■ Instructions for the task ■
Search the material and gather each line with "坚持纪法分开" in it.

■ Saved entries ■

/---

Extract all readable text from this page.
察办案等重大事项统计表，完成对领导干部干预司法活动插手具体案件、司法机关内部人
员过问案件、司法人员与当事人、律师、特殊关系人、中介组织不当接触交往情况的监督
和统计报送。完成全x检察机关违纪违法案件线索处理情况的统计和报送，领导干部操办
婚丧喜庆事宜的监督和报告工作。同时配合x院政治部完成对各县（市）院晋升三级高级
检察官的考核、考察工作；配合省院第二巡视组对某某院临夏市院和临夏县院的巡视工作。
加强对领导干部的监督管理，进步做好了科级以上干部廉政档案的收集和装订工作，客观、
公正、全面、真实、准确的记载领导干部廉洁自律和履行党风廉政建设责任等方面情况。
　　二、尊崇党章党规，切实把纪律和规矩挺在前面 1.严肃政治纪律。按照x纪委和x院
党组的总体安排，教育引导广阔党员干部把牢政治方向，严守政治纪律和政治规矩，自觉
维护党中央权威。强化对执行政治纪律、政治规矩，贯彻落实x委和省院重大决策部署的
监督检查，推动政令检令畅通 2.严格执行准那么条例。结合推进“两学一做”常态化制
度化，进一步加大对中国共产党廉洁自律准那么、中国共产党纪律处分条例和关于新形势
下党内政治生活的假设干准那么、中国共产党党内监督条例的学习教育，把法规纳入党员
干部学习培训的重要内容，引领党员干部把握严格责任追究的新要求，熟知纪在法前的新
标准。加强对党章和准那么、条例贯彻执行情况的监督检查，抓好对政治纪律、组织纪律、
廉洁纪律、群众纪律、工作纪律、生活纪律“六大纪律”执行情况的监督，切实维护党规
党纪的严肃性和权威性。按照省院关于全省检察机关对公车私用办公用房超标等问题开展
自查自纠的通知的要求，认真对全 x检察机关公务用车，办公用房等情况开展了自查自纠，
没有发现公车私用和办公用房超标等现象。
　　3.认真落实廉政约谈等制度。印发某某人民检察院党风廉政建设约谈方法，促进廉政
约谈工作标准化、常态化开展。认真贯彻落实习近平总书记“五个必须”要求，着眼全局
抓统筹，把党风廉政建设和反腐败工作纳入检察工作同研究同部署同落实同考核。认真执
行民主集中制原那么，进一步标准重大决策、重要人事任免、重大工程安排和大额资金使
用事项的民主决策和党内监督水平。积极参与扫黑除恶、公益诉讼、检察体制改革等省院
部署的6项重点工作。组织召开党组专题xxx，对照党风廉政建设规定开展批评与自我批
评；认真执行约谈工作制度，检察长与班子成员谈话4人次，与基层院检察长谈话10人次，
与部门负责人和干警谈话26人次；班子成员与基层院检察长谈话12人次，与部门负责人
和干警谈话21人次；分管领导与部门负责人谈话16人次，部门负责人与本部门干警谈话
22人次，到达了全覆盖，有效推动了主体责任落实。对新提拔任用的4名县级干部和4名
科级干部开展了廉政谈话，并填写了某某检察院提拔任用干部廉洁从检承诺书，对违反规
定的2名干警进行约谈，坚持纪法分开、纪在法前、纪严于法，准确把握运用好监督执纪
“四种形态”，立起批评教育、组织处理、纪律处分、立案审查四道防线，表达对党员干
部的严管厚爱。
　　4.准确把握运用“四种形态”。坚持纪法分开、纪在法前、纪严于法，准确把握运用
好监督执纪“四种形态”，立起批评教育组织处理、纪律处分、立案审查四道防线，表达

\---

■ Correct response ■
定的2名干警进行约谈，坚持纪法分开、纪在法前、纪严于法，准确把握运用好监督执纪
　　4.准确把握运用“四种形态”。坚持纪法分开、纪在法前、纪严于法，准确把握运用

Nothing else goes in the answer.